-- begin Task material --
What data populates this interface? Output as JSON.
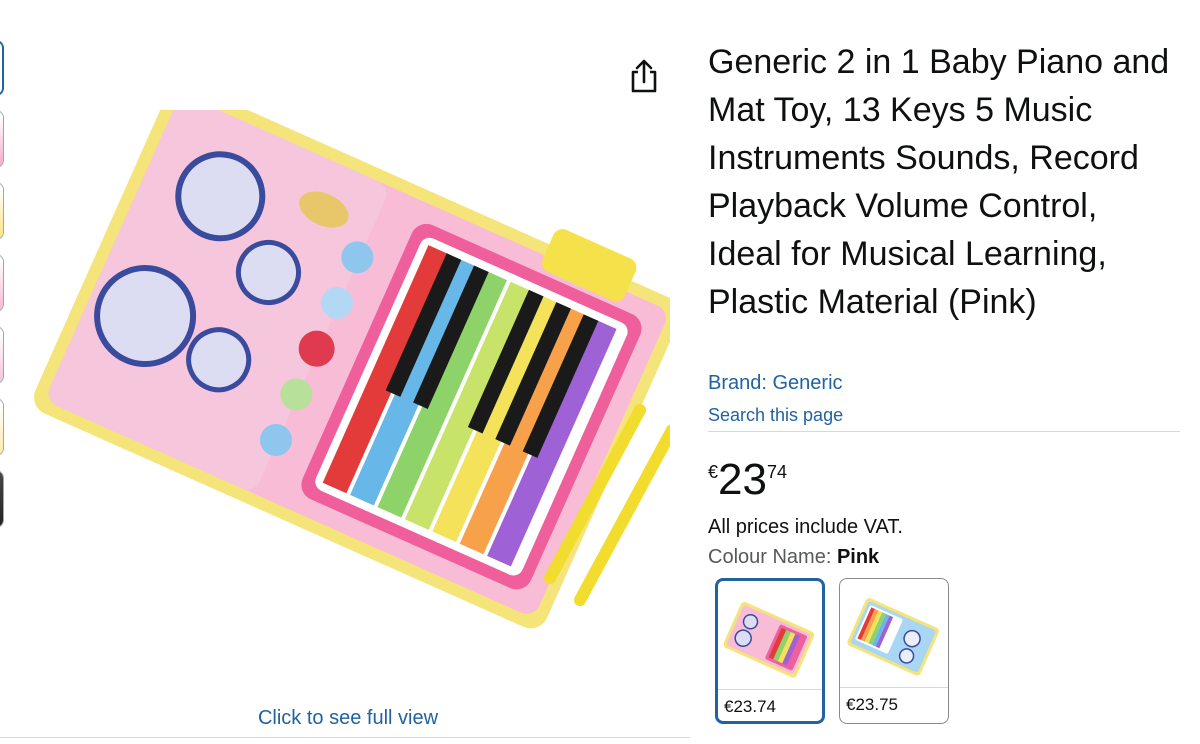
{
  "product": {
    "title": "Generic 2 in 1 Baby Piano and Mat Toy, 13 Keys 5 Music Instruments Sounds, Record Playback Volume Control, Ideal for Musical Learning, Plastic Material (Pink)",
    "brand_link": "Brand: Generic",
    "search_page": "Search this page",
    "price": {
      "symbol": "€",
      "whole": "23",
      "fraction": "74"
    },
    "vat_note": "All prices include VAT.",
    "colour_label": "Colour Name: ",
    "colour_value": "Pink"
  },
  "gallery": {
    "see_full_view": "Click to see full view",
    "share_icon": "share-icon",
    "thumbnail_count": 7
  },
  "variants": [
    {
      "name": "Pink",
      "price": "€23.74",
      "selected": true
    },
    {
      "name": "Blue",
      "price": "€23.75",
      "selected": false
    }
  ],
  "colors": {
    "link": "#2162a1",
    "selected_border": "#2162a1",
    "text": "#0f1111"
  }
}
-- end Task material --
* [Exercise task]: Leave the pictures out and reproduce each record exactly as written.

* [Response]:
What data populates this interface? Output as JSON.
{
  "product": {
    "title": "Generic 2 in 1 Baby Piano and Mat Toy, 13 Keys 5 Music Instruments Sounds, Record Playback Volume Control, Ideal for Musical Learning, Plastic Material (Pink)",
    "brand_link": "Brand: Generic",
    "search_page": "Search this page",
    "price": {
      "symbol": "€",
      "whole": "23",
      "fraction": "74"
    },
    "vat_note": "All prices include VAT.",
    "colour_label": "Colour Name: ",
    "colour_value": "Pink"
  },
  "gallery": {
    "see_full_view": "Click to see full view",
    "share_icon": "share-icon",
    "thumbnail_count": 7
  },
  "variants": [
    {
      "name": "Pink",
      "price": "€23.74",
      "selected": true
    },
    {
      "name": "Blue",
      "price": "€23.75",
      "selected": false
    }
  ],
  "colors": {
    "link": "#2162a1",
    "selected_border": "#2162a1",
    "text": "#0f1111"
  }
}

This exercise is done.